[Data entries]
******************************
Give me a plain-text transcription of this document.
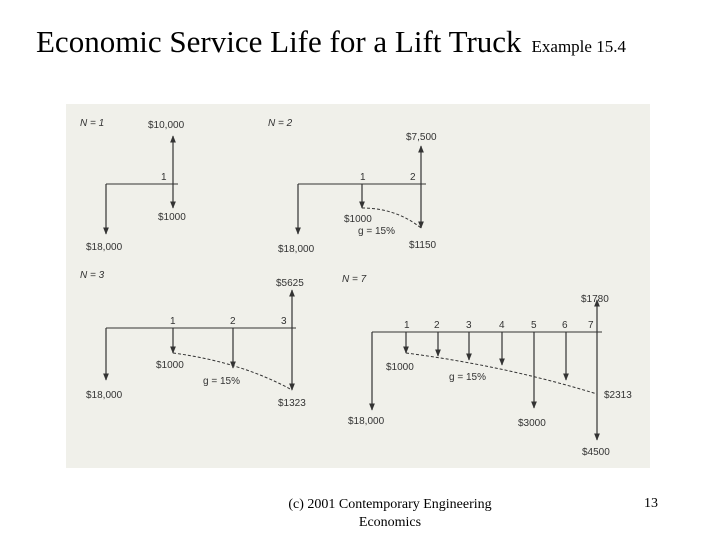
Economic Service Life for a Lift Truck Example 15.4
N = 1	$10,000
1
$1000
$18,000
N = 2
$7,500
1	2
$1000
g = 15%
$18,000	$1150
N = 3
$5625
1	2	3
$1000
g = 15%
$18,000
$1323
N = 7
$1780
1 2	3	4	5	6 7
$1000
g = 15%
$2313
$18,000	$3000
$4500
(c) 2001 Contemporary Engineering
Economics
13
******************************
Make an exact copy of the records above, with the pictures left out.

Give me a plain-text transcription of this document.
Economic Service Life for a Lift Truck Example 15.4
N = 1	$10,000
1
$1000
$18,000
N = 2
$7,500
1	2
$1000
g = 15%
$18,000	$1150
N = 3
$5625
1	2	3
$1000
g = 15%
$18,000
$1323
N = 7
$1780
1 2	3	4	5	6 7
$1000
g = 15%
$2313
$18,000	$3000
$4500
(c) 2001 Contemporary Engineering
Economics
13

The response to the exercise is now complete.